TASK BRIEF: Your task is to filter the data below down to the lines holding "ナレーター".

──────── EXTRACTED MATERIAL

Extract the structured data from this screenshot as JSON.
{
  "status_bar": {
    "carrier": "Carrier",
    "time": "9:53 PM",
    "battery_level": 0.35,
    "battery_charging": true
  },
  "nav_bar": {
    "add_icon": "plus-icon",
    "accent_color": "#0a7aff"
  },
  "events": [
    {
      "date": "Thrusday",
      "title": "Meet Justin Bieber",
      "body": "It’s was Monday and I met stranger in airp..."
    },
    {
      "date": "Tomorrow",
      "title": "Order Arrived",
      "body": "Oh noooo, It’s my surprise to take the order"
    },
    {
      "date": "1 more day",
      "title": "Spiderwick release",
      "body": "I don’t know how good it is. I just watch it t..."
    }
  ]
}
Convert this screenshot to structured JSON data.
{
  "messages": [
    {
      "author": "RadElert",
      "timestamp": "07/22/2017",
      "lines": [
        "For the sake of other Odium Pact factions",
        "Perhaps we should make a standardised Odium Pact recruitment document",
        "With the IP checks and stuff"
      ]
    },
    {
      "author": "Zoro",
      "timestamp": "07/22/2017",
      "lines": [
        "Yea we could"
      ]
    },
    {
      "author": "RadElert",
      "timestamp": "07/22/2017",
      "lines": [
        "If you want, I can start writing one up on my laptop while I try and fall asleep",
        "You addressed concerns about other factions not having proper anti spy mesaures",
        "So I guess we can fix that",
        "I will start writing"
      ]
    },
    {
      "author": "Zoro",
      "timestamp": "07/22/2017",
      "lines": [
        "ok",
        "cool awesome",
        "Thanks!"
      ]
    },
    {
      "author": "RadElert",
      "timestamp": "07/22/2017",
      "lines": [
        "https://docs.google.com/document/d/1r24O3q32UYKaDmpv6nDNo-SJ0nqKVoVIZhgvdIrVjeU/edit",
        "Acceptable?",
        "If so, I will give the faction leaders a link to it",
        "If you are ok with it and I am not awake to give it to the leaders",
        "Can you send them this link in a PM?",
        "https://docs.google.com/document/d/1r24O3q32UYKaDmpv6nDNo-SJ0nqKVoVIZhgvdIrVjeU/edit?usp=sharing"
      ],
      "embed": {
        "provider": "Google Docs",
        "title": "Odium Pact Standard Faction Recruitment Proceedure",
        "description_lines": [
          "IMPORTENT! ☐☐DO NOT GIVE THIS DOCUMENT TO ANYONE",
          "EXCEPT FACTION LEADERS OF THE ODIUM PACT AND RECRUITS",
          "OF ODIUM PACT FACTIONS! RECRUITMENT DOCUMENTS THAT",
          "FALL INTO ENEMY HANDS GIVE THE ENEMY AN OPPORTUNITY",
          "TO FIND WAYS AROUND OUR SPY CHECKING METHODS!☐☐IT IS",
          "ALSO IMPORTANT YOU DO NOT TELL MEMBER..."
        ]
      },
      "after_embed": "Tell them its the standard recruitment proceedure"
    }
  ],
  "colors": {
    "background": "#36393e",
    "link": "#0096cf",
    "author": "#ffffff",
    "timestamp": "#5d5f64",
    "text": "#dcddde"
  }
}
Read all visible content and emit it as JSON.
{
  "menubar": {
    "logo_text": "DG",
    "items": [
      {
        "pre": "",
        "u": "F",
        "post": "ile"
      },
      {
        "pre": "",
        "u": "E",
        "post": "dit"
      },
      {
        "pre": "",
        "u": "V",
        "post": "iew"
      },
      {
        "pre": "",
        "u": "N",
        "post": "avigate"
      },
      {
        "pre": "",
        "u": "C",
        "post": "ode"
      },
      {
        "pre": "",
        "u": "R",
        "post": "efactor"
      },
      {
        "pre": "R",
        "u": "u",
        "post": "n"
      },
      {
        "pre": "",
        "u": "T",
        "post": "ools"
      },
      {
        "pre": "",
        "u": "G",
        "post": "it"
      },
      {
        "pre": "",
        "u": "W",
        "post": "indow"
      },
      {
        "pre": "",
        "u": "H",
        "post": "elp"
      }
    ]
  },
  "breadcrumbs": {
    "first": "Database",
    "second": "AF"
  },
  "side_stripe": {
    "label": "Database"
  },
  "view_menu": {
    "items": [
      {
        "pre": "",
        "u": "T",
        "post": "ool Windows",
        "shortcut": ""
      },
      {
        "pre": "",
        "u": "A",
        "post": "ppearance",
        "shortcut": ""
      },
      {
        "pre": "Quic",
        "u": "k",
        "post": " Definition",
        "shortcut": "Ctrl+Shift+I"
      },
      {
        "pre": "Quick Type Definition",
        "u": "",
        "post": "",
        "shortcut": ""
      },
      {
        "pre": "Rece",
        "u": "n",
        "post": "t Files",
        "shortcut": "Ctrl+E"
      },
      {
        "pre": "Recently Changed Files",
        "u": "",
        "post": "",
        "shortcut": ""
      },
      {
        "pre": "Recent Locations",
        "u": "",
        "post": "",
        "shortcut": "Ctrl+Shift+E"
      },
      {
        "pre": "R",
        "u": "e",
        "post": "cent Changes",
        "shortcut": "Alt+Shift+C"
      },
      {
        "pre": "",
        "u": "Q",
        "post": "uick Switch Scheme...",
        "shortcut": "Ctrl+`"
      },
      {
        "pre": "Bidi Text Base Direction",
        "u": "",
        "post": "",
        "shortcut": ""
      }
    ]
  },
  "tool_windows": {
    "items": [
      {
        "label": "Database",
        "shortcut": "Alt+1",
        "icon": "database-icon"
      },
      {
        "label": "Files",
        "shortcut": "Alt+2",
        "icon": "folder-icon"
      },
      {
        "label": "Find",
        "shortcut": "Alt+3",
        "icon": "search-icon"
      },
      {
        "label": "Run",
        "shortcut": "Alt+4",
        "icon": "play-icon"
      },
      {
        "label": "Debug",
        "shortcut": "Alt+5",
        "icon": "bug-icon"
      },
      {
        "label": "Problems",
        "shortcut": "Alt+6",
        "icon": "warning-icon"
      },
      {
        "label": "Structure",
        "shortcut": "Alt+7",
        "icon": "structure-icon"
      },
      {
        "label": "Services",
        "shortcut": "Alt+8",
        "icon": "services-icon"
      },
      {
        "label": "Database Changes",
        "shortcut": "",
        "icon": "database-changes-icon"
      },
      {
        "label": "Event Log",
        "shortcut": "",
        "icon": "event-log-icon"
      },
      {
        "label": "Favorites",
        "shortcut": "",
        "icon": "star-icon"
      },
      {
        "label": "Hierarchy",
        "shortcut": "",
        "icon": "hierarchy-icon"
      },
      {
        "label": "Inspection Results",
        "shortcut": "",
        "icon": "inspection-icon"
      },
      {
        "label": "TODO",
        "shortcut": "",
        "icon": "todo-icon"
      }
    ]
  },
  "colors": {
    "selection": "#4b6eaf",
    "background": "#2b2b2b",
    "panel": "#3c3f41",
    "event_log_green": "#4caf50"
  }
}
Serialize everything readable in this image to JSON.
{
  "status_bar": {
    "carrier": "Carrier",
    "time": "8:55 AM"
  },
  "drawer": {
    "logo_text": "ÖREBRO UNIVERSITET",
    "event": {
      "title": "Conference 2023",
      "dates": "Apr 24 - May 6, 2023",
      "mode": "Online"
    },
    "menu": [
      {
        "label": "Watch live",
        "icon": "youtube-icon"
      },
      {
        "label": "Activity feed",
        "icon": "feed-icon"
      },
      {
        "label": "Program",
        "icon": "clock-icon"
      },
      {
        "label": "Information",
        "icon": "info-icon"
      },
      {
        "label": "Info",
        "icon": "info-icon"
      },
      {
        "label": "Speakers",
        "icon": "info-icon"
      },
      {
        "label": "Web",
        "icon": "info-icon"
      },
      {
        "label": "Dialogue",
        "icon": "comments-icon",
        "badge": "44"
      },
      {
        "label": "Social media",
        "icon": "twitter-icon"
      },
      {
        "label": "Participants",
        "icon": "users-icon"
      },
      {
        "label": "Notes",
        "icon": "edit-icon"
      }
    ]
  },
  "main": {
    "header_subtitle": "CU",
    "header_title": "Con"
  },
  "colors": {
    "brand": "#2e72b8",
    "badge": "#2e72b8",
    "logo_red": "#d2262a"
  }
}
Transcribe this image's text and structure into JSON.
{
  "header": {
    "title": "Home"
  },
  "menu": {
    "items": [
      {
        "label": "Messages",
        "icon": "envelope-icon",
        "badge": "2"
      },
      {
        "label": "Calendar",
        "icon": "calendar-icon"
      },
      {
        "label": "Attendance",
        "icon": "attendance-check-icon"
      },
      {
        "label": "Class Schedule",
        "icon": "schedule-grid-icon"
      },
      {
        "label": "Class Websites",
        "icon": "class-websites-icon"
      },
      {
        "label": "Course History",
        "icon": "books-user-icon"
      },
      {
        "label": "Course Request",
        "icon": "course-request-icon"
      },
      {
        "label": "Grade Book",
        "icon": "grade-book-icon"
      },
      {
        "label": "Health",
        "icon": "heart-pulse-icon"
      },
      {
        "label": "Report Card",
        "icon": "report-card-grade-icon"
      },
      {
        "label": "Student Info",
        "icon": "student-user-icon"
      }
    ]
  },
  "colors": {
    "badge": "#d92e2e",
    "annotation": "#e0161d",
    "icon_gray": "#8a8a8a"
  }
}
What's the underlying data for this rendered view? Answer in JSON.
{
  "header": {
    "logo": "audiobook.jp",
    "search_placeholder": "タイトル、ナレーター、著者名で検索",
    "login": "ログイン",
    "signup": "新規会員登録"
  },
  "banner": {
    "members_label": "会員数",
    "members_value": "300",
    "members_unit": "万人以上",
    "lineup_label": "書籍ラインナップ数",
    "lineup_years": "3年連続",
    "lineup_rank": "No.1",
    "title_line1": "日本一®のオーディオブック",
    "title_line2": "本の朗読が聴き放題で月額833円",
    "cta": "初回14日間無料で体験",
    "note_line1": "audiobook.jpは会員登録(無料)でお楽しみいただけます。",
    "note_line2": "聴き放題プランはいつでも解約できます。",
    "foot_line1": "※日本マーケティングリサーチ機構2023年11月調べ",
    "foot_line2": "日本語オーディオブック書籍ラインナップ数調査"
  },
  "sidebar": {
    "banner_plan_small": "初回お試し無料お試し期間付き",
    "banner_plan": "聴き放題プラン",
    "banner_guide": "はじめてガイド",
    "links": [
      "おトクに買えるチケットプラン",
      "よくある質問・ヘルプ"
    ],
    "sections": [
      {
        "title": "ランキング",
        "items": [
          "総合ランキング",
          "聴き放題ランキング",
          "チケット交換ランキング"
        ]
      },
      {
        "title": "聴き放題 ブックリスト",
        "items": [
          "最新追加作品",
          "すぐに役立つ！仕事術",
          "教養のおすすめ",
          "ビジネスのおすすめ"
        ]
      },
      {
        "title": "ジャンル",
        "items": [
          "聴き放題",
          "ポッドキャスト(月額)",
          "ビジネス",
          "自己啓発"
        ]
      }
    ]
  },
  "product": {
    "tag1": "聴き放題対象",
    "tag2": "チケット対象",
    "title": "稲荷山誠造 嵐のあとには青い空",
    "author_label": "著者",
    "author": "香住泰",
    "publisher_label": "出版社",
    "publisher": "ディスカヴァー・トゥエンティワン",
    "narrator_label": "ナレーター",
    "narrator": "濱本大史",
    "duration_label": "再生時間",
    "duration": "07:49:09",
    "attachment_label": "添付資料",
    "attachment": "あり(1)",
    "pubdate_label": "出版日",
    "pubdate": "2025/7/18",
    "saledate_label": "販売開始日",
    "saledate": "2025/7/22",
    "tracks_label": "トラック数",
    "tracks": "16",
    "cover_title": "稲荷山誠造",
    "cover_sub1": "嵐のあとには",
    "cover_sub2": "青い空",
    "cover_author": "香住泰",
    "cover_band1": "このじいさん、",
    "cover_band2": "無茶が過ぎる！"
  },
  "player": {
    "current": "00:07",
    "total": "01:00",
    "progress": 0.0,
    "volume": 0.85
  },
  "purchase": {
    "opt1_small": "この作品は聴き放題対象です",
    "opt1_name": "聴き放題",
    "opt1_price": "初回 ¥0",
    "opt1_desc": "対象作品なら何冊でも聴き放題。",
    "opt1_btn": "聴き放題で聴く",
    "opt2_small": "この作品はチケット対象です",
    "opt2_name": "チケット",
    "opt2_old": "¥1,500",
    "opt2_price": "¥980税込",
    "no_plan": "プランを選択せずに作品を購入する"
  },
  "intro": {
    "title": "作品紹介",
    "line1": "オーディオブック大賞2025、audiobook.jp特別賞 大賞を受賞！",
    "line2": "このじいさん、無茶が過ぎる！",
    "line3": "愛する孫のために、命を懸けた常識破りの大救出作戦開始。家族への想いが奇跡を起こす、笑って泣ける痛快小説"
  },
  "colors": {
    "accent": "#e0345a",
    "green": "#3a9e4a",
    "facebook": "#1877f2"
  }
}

────────────────

CORRECT OUTPUT:
    "search_placeholder": "タイトル、ナレーター、著者名で検索",
    "narrator_label": "ナレーター",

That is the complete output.